== SUPPLIED RECORDS

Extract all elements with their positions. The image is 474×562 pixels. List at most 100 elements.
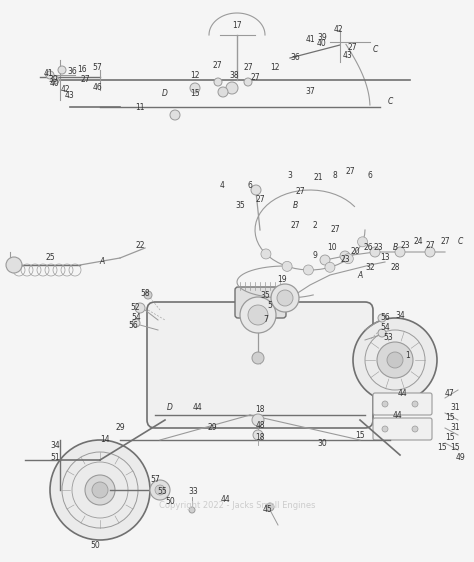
Text: 6: 6 <box>367 170 373 179</box>
Circle shape <box>50 440 150 540</box>
Circle shape <box>226 82 238 94</box>
Circle shape <box>132 319 140 327</box>
Text: 30: 30 <box>317 438 327 447</box>
Circle shape <box>340 251 350 261</box>
Circle shape <box>214 78 222 86</box>
Text: 27: 27 <box>243 64 253 72</box>
Text: C: C <box>457 238 463 247</box>
Text: 42: 42 <box>333 25 343 34</box>
Circle shape <box>378 329 386 337</box>
Text: 44: 44 <box>193 404 203 413</box>
Circle shape <box>303 265 313 275</box>
Text: 15: 15 <box>355 430 365 439</box>
Text: 32: 32 <box>365 264 375 273</box>
Circle shape <box>150 480 170 500</box>
Circle shape <box>135 303 145 313</box>
Circle shape <box>51 76 59 84</box>
Text: 14: 14 <box>100 436 110 445</box>
Text: 43: 43 <box>65 90 75 99</box>
Circle shape <box>320 255 330 265</box>
Text: 57: 57 <box>92 64 102 72</box>
Text: 36: 36 <box>67 67 77 76</box>
Text: 31: 31 <box>450 424 460 433</box>
Text: 15: 15 <box>437 443 447 452</box>
Text: D: D <box>162 88 168 97</box>
Text: 36: 36 <box>290 53 300 62</box>
Text: A: A <box>100 257 105 266</box>
Text: 31: 31 <box>450 404 460 413</box>
Text: 50: 50 <box>165 497 175 506</box>
Text: 11: 11 <box>135 103 145 112</box>
Text: 9: 9 <box>312 251 318 260</box>
Circle shape <box>387 352 403 368</box>
Text: 54: 54 <box>380 324 390 333</box>
Circle shape <box>357 237 367 247</box>
Text: 12: 12 <box>190 70 200 79</box>
Circle shape <box>412 401 418 407</box>
Text: 7: 7 <box>264 315 268 324</box>
Text: 8: 8 <box>333 170 337 179</box>
Circle shape <box>85 475 115 505</box>
Text: 15: 15 <box>190 88 200 97</box>
Text: 15: 15 <box>445 433 455 442</box>
Circle shape <box>218 87 228 97</box>
Circle shape <box>6 257 22 273</box>
Text: 27: 27 <box>295 188 305 197</box>
Text: 46: 46 <box>93 84 103 93</box>
Circle shape <box>412 426 418 432</box>
Text: 18: 18 <box>255 433 265 442</box>
Text: 26: 26 <box>363 243 373 252</box>
Text: 37: 37 <box>305 88 315 97</box>
Circle shape <box>377 342 413 378</box>
Text: 5: 5 <box>267 301 273 310</box>
Text: 42: 42 <box>60 85 70 94</box>
Circle shape <box>425 247 435 257</box>
Text: 16: 16 <box>77 66 87 75</box>
Text: 38: 38 <box>229 70 239 79</box>
Text: 47: 47 <box>445 388 455 397</box>
Text: 39: 39 <box>48 75 58 84</box>
Text: 27: 27 <box>345 167 355 176</box>
Text: 57: 57 <box>150 475 160 484</box>
Text: 44: 44 <box>398 388 408 397</box>
FancyBboxPatch shape <box>373 393 432 415</box>
Text: 2: 2 <box>313 220 318 229</box>
Circle shape <box>271 284 299 312</box>
Text: Copyright 2022 - Jacks Small Engines: Copyright 2022 - Jacks Small Engines <box>159 501 315 510</box>
Text: B: B <box>392 243 398 252</box>
Text: B: B <box>292 201 298 210</box>
Text: 41: 41 <box>43 70 53 79</box>
Text: 43: 43 <box>343 51 353 60</box>
Text: 56: 56 <box>380 314 390 323</box>
Circle shape <box>277 290 293 306</box>
Text: 35: 35 <box>235 201 245 210</box>
Circle shape <box>190 83 200 93</box>
Text: 10: 10 <box>327 243 337 252</box>
Text: 4: 4 <box>219 180 224 189</box>
Circle shape <box>170 110 180 120</box>
Text: 56: 56 <box>128 320 138 329</box>
Text: 24: 24 <box>413 238 423 247</box>
Text: 52: 52 <box>130 303 140 312</box>
Text: 51: 51 <box>50 452 60 461</box>
Text: 23: 23 <box>400 241 410 250</box>
Text: 6: 6 <box>247 180 253 189</box>
Text: C: C <box>387 97 392 107</box>
FancyBboxPatch shape <box>147 302 373 428</box>
Text: 27: 27 <box>250 74 260 83</box>
Text: 27: 27 <box>255 196 265 205</box>
Circle shape <box>189 507 195 513</box>
Text: 27: 27 <box>347 43 357 52</box>
Text: 20: 20 <box>350 247 360 256</box>
Text: 27: 27 <box>80 75 90 84</box>
Text: 18: 18 <box>255 406 265 415</box>
Circle shape <box>252 414 264 426</box>
Circle shape <box>382 426 388 432</box>
Circle shape <box>251 185 261 195</box>
Circle shape <box>248 305 268 325</box>
Text: 15: 15 <box>450 443 460 452</box>
Text: 29: 29 <box>115 424 125 433</box>
Circle shape <box>325 262 335 272</box>
Text: 39: 39 <box>317 33 327 42</box>
Circle shape <box>353 318 437 402</box>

====

▶ [WORK TO BE COMPLETED]
Copy the records above line for line without any change, omitting the pictures from your answer.

▶ [CORRECT ANSWER]
Extract all elements with their positions. The image is 474×562 pixels. List at most 100 elements.
Text: 6: 6 <box>367 170 373 179</box>
Circle shape <box>50 440 150 540</box>
Circle shape <box>226 82 238 94</box>
Circle shape <box>132 319 140 327</box>
Text: 30: 30 <box>317 438 327 447</box>
Circle shape <box>340 251 350 261</box>
Circle shape <box>214 78 222 86</box>
Text: 27: 27 <box>243 64 253 72</box>
Text: C: C <box>457 238 463 247</box>
Text: 42: 42 <box>333 25 343 34</box>
Circle shape <box>378 329 386 337</box>
Text: 44: 44 <box>193 404 203 413</box>
Circle shape <box>303 265 313 275</box>
Text: 15: 15 <box>355 430 365 439</box>
Text: 32: 32 <box>365 264 375 273</box>
Circle shape <box>150 480 170 500</box>
Circle shape <box>135 303 145 313</box>
Circle shape <box>51 76 59 84</box>
Text: 14: 14 <box>100 436 110 445</box>
Text: 43: 43 <box>65 90 75 99</box>
Circle shape <box>320 255 330 265</box>
Text: 57: 57 <box>92 64 102 72</box>
Text: 36: 36 <box>67 67 77 76</box>
Text: 31: 31 <box>450 424 460 433</box>
Text: 15: 15 <box>437 443 447 452</box>
Text: D: D <box>162 88 168 97</box>
Text: 36: 36 <box>290 53 300 62</box>
Text: A: A <box>100 257 105 266</box>
Text: 31: 31 <box>450 404 460 413</box>
Text: 50: 50 <box>165 497 175 506</box>
Text: 11: 11 <box>135 103 145 112</box>
Text: 9: 9 <box>312 251 318 260</box>
Circle shape <box>387 352 403 368</box>
Text: 54: 54 <box>380 324 390 333</box>
Circle shape <box>357 237 367 247</box>
Text: 12: 12 <box>190 70 200 79</box>
Circle shape <box>412 401 418 407</box>
Text: 7: 7 <box>264 315 268 324</box>
Text: 8: 8 <box>333 170 337 179</box>
Circle shape <box>85 475 115 505</box>
Text: 15: 15 <box>190 88 200 97</box>
Text: 15: 15 <box>445 433 455 442</box>
Circle shape <box>218 87 228 97</box>
Circle shape <box>6 257 22 273</box>
Text: 27: 27 <box>295 188 305 197</box>
Text: 46: 46 <box>93 84 103 93</box>
Circle shape <box>412 426 418 432</box>
Text: 18: 18 <box>255 433 265 442</box>
Text: 26: 26 <box>363 243 373 252</box>
Text: 37: 37 <box>305 88 315 97</box>
Circle shape <box>377 342 413 378</box>
Text: 5: 5 <box>267 301 273 310</box>
Text: 42: 42 <box>60 85 70 94</box>
Circle shape <box>425 247 435 257</box>
Text: 16: 16 <box>77 66 87 75</box>
Text: 38: 38 <box>229 70 239 79</box>
Text: 47: 47 <box>445 388 455 397</box>
Text: 39: 39 <box>48 75 58 84</box>
Text: 27: 27 <box>345 167 355 176</box>
Text: 57: 57 <box>150 475 160 484</box>
Text: 44: 44 <box>398 388 408 397</box>
FancyBboxPatch shape <box>373 393 432 415</box>
Text: 2: 2 <box>313 220 318 229</box>
Circle shape <box>271 284 299 312</box>
Text: Copyright 2022 - Jacks Small Engines: Copyright 2022 - Jacks Small Engines <box>159 501 315 510</box>
Text: B: B <box>392 243 398 252</box>
Text: B: B <box>292 201 298 210</box>
Text: 41: 41 <box>43 70 53 79</box>
Text: 43: 43 <box>343 51 353 60</box>
Text: 56: 56 <box>380 314 390 323</box>
Circle shape <box>277 290 293 306</box>
Text: 35: 35 <box>235 201 245 210</box>
Circle shape <box>190 83 200 93</box>
Text: 10: 10 <box>327 243 337 252</box>
Text: 4: 4 <box>219 180 224 189</box>
Circle shape <box>170 110 180 120</box>
Text: 56: 56 <box>128 320 138 329</box>
Text: 24: 24 <box>413 238 423 247</box>
Text: 52: 52 <box>130 303 140 312</box>
Text: 51: 51 <box>50 452 60 461</box>
Text: 23: 23 <box>400 241 410 250</box>
Text: 6: 6 <box>247 180 253 189</box>
Text: C: C <box>387 97 392 107</box>
FancyBboxPatch shape <box>147 302 373 428</box>
Text: 27: 27 <box>250 74 260 83</box>
Text: 27: 27 <box>255 196 265 205</box>
Circle shape <box>189 507 195 513</box>
Text: 27: 27 <box>347 43 357 52</box>
Text: 20: 20 <box>350 247 360 256</box>
Text: 27: 27 <box>80 75 90 84</box>
Text: 18: 18 <box>255 406 265 415</box>
Circle shape <box>252 414 264 426</box>
Circle shape <box>382 426 388 432</box>
Circle shape <box>251 185 261 195</box>
Circle shape <box>248 305 268 325</box>
Text: 15: 15 <box>450 443 460 452</box>
Text: 29: 29 <box>115 424 125 433</box>
Circle shape <box>325 262 335 272</box>
Text: 39: 39 <box>317 33 327 42</box>
Circle shape <box>353 318 437 402</box>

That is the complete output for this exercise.